### EXTRACTED TEXT
▼

184 U.S. 441
22 S.Ct. 422
46 L.Ed. 632
UNITED STATES, Appt.,
JOSE ISABEL MARTINEZ et al.
Argued and Submitted January 31, 1902.
Decided March 3, 1902.
This was a petition, under the 14th section of the court of private land claims act, for a money judgment against the United States for lands within a Spanish land claim, which lands had been patented by the United States to third parties before the Spanish land grant had been acted upon or confirmed.
The original proceeding out of which the present claim for indemnity grew was a suit begun February 28, 1893, by the present appellees, who, with one exception, claimed to be the heirs at law and legal representatives of Juan Jos e Lobato, against the United States, in the court of private land claims, for the confirmation of a grant alleged to have been made to Lobato August 24, 1740, of which juridical possession was given, and the grant ratified and confirmed by the proper authorities June 15, 1744. In their petition it was alleged that the same tract had been previously granted to Cristobal de Torres, but that his grant had been revoked in 1733 and the tract declared to be Crown lands; that from the date of the grant to Lobato in 1740 and for a period of 153 years (down to the time of filing the petition) he and his legal representatives had been in peaceable adverse possession of the same, and that 'there are no adverse holders, possessors, or claimants of or to any portion of said tract.' The suit resulted in a decree in favor of the claimants (appellees) confirming the grant, and finding the title complete and perfect in the claimants, at the date of the cession by the treaty of Guadalupe Hidalgo. The decree fixed the boundaries of the tract as shown in a map annexed to the petition. From this decree no appeal was prosecuted, and becoming final, it was executed by a survey approved by the court, and the land patented to the grantees.
More than six years after the confirmation of the Lobato grant the petitioners filed the present petition, alleging that several parcels of land, amounting to 2,056 acres in the aggregate, had been disposed of, granted, and patented by the United States to certain persons named in an exhibit to the petition; that the lands so granted lay wholly within the boundaries of the Lobato grant as confirmed, and were among the most valuable parts of such grant. The petition concluded with a prayer for judgment against the United States for the value of the lands so patented.

▲

### STATED EXERCISE 1
Retype the lines of the records from the line with "box-305-label: 上报单元 [102, 879, 738, 921]" up to and including the line with "callout-line-304 [706, 66, 762, 132]".

(Raw records)
▼

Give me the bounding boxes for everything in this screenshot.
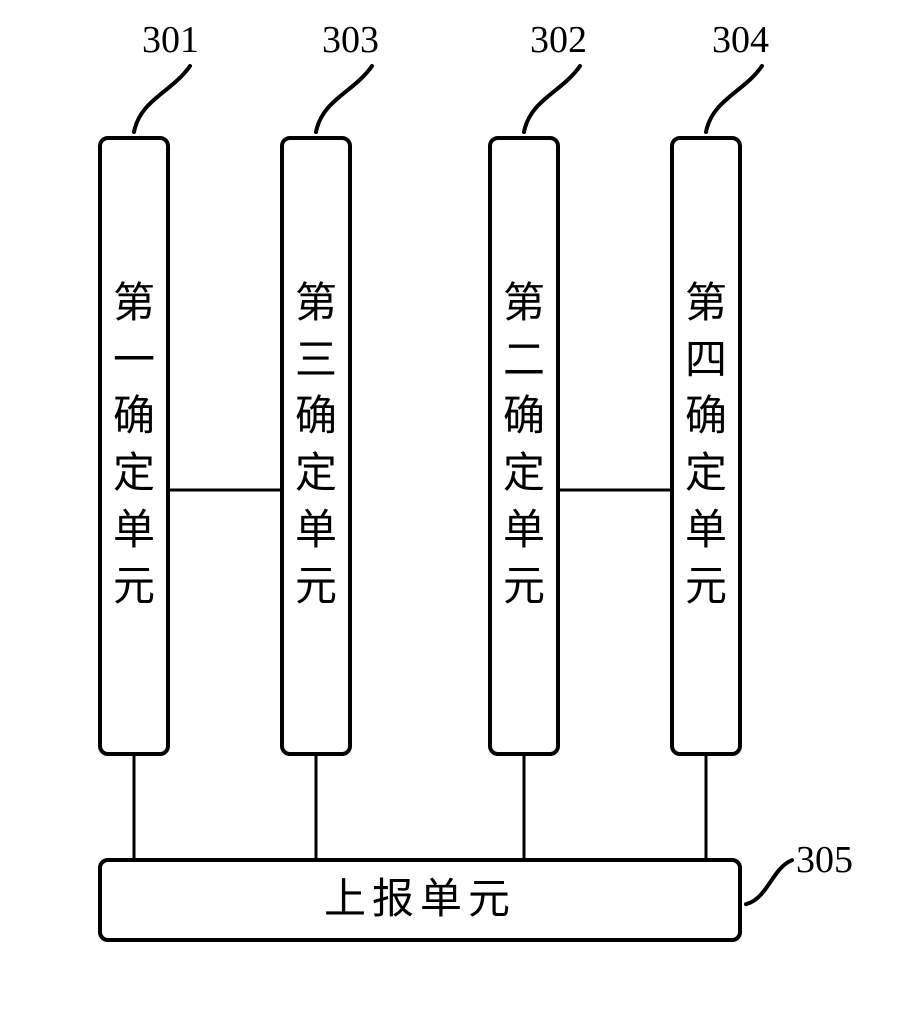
box-305-label: 上报单元 [102, 879, 738, 921]
callout-line-303 [316, 66, 372, 132]
box-303-label: 第 三 确 定 单 元 [284, 276, 348, 616]
callout-label-305: 305 [796, 838, 853, 882]
callout-line-302 [524, 66, 580, 132]
callout-line-301 [134, 66, 190, 132]
box-305: 上报单元 [98, 858, 742, 942]
box-304-label: 第 四 确 定 单 元 [674, 276, 738, 616]
callout-label-302: 302 [530, 18, 587, 62]
callout-line-304 [706, 66, 762, 132]
box-301: 第 一 确 定 单 元 [98, 136, 170, 756]
box-303: 第 三 确 定 单 元 [280, 136, 352, 756]
callout-label-304: 304 [712, 18, 769, 62]
box-301-label: 第 一 确 定 单 元 [102, 276, 166, 616]
diagram-stage: 第 一 确 定 单 元第 三 确 定 单 元第 二 确 定 单 元第 四 确 定… [0, 0, 897, 1011]
box-302-label: 第 二 确 定 单 元 [492, 276, 556, 616]
box-302: 第 二 确 定 单 元 [488, 136, 560, 756]
callout-line-305 [746, 860, 792, 904]
callout-label-303: 303 [322, 18, 379, 62]
box-304: 第 四 确 定 单 元 [670, 136, 742, 756]
callout-label-301: 301 [142, 18, 199, 62]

▲

### STATED EXERCISE 2
According to the case summary, how many acres in total had the United States patented to other persons within the boundaries of the Lobato grant?

### TASK RESULT 1
box-305-label: 上报单元 [102, 879, 738, 921]
callout-line-303 [316, 66, 372, 132]
box-303-label: 第 三 确 定 单 元 [284, 276, 348, 616]
callout-label-305: 305 [796, 838, 853, 882]
callout-line-302 [524, 66, 580, 132]
callout-line-301 [134, 66, 190, 132]
box-305: 上报单元 [98, 858, 742, 942]
box-304-label: 第 四 确 定 单 元 [674, 276, 738, 616]
callout-label-302: 302 [530, 18, 587, 62]
callout-line-304 [706, 66, 762, 132]

### TASK RESULT 2
2,056 acres.